◆ **WHAT YOU WILL DO**
Filter these entries so that only lines with the word "title" remain.

◆ **PROVIDED ENTRIES**
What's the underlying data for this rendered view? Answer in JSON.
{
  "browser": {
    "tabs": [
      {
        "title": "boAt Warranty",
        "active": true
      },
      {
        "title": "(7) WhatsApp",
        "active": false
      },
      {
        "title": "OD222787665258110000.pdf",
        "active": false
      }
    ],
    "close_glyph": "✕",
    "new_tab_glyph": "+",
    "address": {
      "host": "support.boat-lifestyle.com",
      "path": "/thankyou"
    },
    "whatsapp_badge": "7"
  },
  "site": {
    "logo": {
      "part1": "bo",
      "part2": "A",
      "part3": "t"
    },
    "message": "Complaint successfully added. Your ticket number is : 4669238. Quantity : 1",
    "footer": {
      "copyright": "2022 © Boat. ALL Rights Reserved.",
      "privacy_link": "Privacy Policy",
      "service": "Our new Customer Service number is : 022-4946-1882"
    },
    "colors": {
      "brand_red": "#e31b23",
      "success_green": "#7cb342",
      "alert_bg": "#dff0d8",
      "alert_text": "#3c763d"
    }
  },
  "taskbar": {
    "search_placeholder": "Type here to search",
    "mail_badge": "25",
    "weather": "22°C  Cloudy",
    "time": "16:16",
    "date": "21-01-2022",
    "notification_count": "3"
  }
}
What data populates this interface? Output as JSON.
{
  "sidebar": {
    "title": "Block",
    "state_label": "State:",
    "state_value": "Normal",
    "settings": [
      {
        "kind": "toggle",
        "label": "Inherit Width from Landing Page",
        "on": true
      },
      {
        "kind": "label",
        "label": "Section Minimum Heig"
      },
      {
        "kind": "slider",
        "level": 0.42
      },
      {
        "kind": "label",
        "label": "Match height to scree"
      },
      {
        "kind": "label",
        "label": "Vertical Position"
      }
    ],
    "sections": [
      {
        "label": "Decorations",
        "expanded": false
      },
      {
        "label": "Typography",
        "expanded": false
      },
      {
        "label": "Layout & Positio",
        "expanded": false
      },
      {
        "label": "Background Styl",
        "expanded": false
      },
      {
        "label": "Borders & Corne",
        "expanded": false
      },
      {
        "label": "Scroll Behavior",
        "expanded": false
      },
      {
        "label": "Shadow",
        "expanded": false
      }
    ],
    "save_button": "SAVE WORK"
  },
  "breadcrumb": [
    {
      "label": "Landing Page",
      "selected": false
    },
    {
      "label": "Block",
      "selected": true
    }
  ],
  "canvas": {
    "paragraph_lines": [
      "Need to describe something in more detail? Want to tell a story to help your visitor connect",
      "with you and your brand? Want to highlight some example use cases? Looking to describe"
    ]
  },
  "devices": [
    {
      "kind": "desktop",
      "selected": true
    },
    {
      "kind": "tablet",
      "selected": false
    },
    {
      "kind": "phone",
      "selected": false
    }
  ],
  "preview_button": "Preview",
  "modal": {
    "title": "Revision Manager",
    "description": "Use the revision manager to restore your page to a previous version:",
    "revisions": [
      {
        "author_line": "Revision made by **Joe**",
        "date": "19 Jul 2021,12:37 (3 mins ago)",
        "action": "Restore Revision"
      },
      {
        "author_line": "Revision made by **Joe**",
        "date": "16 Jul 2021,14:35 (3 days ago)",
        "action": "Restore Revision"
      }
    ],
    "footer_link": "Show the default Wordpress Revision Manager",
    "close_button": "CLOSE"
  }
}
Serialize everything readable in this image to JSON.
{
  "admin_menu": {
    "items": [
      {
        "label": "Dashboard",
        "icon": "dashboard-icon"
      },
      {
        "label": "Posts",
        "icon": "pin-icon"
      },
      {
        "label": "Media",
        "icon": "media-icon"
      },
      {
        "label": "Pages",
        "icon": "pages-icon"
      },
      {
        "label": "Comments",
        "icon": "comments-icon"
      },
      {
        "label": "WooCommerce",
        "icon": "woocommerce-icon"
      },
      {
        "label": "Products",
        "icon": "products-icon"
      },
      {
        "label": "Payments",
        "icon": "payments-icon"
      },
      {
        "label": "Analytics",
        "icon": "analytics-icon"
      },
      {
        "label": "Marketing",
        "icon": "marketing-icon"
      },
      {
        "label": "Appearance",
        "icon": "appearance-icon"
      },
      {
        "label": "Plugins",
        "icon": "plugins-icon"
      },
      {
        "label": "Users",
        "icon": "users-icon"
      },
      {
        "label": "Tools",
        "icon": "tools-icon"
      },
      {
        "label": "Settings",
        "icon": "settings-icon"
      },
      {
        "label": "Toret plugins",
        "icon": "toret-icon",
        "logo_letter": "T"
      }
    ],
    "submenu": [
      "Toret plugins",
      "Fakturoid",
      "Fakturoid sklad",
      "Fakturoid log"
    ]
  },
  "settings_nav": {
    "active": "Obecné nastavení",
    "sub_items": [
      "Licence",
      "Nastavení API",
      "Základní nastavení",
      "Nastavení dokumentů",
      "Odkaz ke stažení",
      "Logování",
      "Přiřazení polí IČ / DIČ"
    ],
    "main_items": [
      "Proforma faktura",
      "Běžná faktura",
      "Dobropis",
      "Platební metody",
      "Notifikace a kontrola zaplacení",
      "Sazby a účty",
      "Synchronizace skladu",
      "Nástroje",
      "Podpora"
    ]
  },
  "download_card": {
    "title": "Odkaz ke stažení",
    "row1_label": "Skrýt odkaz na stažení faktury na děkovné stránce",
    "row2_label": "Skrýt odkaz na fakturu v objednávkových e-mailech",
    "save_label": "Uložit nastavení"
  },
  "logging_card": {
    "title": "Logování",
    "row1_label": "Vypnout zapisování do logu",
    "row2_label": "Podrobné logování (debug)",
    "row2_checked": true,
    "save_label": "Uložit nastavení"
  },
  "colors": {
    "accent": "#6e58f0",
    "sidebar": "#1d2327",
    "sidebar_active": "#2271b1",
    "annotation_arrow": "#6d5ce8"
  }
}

◆ **WRITTEN ANSWER**
        "title": "boAt Warranty",
        "title": "(7) WhatsApp",
        "title": "OD222787665258110000.pdf",
    "title": "Block",
    "title": "Revision Manager",
    "title": "Odkaz ke stažení",
    "title": "Logování",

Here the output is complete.